(THE TASK) Repeat the records below exactly, leaving out every picture.

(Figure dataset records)
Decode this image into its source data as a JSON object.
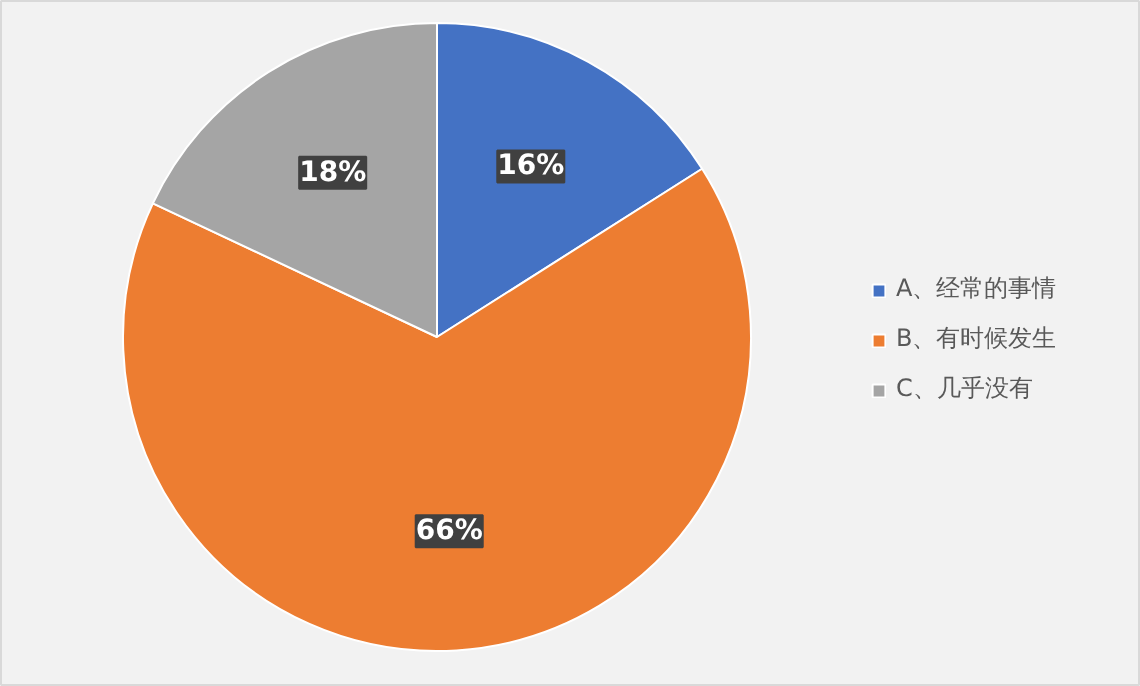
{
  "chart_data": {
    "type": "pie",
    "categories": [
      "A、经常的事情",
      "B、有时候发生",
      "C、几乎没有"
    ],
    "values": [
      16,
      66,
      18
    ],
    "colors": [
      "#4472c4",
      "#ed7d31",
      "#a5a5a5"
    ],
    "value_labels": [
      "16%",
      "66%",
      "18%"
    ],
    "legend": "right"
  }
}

(TASK RESPONSE)
Decode this image into its source data as a JSON object.
{
  "chart_data": {
    "type": "pie",
    "categories": [
      "A、经常的事情",
      "B、有时候发生",
      "C、几乎没有"
    ],
    "values": [
      16,
      66,
      18
    ],
    "colors": [
      "#4472c4",
      "#ed7d31",
      "#a5a5a5"
    ],
    "value_labels": [
      "16%",
      "66%",
      "18%"
    ],
    "legend": "right"
  }
}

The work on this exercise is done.